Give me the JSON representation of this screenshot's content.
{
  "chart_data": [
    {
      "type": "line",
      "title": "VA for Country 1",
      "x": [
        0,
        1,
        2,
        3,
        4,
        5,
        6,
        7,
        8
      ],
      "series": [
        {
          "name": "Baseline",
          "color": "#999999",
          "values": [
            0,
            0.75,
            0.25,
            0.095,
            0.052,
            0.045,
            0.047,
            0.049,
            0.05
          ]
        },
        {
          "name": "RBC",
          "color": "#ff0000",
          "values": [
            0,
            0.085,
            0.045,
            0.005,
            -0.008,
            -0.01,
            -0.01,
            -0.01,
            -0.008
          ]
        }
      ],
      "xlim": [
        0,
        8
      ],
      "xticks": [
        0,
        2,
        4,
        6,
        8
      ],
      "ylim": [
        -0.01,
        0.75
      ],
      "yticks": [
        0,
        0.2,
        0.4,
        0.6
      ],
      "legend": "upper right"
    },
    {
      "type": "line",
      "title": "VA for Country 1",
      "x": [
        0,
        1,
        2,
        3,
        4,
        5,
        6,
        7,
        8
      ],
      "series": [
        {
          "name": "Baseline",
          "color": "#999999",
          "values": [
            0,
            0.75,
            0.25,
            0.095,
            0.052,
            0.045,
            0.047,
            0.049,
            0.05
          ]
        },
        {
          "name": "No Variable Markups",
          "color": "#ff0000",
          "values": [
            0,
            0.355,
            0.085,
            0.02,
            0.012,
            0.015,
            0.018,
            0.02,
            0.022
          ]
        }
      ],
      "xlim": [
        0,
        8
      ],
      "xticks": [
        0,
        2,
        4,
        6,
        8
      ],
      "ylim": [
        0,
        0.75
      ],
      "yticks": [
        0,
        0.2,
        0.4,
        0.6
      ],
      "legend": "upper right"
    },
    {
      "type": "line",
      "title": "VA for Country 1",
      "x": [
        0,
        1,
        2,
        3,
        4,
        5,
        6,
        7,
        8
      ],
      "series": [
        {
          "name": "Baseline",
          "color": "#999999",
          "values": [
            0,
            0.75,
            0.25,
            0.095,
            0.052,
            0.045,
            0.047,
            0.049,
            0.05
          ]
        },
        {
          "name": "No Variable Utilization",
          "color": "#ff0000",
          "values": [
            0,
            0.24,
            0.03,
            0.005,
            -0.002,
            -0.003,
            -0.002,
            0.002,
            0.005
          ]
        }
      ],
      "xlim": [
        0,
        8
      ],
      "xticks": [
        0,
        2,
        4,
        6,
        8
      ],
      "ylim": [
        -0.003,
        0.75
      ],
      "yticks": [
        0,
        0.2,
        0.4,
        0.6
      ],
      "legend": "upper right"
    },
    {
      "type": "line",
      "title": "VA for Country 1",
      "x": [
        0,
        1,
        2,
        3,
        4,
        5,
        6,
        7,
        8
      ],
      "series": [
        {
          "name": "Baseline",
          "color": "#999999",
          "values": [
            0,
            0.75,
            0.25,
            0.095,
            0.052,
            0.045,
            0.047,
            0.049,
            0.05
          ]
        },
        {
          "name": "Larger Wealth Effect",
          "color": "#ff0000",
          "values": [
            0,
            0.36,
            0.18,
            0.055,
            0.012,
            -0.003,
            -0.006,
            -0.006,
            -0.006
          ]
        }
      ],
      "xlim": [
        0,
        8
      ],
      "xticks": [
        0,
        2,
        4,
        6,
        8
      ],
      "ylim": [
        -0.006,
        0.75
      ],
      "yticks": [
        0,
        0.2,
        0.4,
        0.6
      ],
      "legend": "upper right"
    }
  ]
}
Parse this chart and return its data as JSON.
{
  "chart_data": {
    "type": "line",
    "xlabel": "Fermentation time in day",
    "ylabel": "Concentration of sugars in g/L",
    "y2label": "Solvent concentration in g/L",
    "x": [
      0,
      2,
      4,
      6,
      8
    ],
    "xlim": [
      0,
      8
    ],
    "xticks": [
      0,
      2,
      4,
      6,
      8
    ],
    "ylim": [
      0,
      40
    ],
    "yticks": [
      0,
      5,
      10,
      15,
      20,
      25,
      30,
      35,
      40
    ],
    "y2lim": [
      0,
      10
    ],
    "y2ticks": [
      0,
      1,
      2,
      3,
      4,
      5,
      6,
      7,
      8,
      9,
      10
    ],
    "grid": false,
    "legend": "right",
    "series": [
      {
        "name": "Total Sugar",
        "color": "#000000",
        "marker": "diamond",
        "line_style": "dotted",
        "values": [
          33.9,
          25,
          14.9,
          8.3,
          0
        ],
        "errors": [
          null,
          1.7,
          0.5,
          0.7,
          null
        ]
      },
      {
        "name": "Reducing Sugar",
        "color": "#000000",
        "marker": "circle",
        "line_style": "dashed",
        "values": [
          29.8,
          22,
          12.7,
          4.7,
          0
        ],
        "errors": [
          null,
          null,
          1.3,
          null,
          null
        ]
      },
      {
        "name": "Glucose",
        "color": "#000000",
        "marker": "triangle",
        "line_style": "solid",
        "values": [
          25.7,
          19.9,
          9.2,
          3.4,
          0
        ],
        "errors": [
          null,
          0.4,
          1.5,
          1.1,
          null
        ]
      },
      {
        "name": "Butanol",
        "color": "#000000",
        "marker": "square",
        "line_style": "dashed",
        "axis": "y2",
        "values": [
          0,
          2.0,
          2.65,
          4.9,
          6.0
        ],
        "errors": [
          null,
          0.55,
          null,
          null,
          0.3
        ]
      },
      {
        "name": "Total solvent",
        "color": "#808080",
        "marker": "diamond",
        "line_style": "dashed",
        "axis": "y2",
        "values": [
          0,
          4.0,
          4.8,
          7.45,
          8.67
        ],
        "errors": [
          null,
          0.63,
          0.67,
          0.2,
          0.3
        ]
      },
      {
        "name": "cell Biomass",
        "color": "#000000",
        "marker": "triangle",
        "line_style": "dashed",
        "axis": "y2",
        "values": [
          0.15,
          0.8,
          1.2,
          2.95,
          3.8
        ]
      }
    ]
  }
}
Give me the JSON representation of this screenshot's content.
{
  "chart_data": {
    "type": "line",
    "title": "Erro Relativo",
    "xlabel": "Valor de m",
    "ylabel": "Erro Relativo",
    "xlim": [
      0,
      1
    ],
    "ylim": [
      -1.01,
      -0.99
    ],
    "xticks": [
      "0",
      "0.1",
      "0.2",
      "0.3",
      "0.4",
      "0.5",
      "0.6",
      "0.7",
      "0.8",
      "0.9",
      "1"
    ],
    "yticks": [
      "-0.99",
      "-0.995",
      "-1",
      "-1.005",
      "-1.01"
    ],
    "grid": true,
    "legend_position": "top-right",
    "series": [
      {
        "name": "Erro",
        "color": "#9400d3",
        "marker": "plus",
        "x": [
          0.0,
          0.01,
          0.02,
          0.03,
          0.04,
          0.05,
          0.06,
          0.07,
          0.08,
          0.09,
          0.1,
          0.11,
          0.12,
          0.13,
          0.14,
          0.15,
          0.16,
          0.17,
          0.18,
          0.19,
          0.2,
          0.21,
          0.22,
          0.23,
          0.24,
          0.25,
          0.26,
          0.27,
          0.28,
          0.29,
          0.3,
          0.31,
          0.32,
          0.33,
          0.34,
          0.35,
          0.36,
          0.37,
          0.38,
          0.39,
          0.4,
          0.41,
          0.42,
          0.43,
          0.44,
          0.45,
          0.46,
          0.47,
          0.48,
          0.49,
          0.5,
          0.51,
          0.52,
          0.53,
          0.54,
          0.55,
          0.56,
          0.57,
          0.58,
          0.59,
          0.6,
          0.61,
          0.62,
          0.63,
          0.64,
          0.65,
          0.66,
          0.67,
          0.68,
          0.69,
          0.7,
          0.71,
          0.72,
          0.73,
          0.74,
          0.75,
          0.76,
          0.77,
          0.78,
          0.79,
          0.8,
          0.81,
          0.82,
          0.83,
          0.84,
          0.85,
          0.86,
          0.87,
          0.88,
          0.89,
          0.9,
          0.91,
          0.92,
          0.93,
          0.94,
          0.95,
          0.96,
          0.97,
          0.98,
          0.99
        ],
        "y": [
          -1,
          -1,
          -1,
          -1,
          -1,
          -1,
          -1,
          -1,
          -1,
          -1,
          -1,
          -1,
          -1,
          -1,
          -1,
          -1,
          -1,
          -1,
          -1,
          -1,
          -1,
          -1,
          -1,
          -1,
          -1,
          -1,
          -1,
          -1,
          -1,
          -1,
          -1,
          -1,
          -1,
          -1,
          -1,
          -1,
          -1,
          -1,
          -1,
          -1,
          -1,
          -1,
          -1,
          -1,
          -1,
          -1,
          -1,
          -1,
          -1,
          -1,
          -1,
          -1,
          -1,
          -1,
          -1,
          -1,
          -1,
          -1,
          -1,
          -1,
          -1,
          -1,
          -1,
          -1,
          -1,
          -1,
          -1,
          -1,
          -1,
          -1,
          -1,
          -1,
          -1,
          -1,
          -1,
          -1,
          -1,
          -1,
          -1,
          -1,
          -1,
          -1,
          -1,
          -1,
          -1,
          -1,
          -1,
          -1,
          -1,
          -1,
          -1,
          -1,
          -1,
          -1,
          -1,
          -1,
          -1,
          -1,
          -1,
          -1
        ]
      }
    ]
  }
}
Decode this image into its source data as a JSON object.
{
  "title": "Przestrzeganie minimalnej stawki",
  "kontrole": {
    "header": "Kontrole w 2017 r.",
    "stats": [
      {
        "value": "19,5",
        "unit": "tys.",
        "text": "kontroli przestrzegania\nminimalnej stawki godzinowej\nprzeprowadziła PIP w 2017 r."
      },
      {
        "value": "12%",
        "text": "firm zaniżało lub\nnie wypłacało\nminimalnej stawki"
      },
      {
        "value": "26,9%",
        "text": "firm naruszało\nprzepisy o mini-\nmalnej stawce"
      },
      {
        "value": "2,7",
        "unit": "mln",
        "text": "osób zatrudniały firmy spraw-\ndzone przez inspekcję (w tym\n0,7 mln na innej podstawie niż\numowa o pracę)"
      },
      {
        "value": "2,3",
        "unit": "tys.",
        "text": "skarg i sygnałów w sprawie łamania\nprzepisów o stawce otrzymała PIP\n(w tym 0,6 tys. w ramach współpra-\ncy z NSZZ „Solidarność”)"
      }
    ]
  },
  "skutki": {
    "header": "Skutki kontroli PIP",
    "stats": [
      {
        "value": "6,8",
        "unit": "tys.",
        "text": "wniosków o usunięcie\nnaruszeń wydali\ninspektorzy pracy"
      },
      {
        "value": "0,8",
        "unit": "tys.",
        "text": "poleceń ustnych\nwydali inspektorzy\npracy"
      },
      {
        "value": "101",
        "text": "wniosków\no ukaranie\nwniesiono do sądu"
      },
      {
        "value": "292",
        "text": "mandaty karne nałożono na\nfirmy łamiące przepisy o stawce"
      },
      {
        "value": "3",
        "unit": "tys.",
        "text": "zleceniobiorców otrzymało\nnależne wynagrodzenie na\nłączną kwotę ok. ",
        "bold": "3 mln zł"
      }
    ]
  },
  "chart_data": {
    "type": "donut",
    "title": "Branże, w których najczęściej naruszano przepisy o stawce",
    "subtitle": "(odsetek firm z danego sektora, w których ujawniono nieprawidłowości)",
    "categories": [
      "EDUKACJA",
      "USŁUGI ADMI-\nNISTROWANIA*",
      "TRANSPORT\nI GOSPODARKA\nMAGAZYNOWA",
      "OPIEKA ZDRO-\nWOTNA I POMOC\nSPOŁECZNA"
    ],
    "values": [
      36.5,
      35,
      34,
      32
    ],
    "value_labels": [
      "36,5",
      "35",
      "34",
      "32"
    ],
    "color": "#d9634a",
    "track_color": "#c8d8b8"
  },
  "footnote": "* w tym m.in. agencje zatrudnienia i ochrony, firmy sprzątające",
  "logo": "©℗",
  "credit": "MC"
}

☆ ☆ ☆ ☆

**What is asked**. Pick out each line containing the string "Variable" and copy it.

**The completed task**.
          "name": "No Variable Markups",
          "name": "No Variable Utilization",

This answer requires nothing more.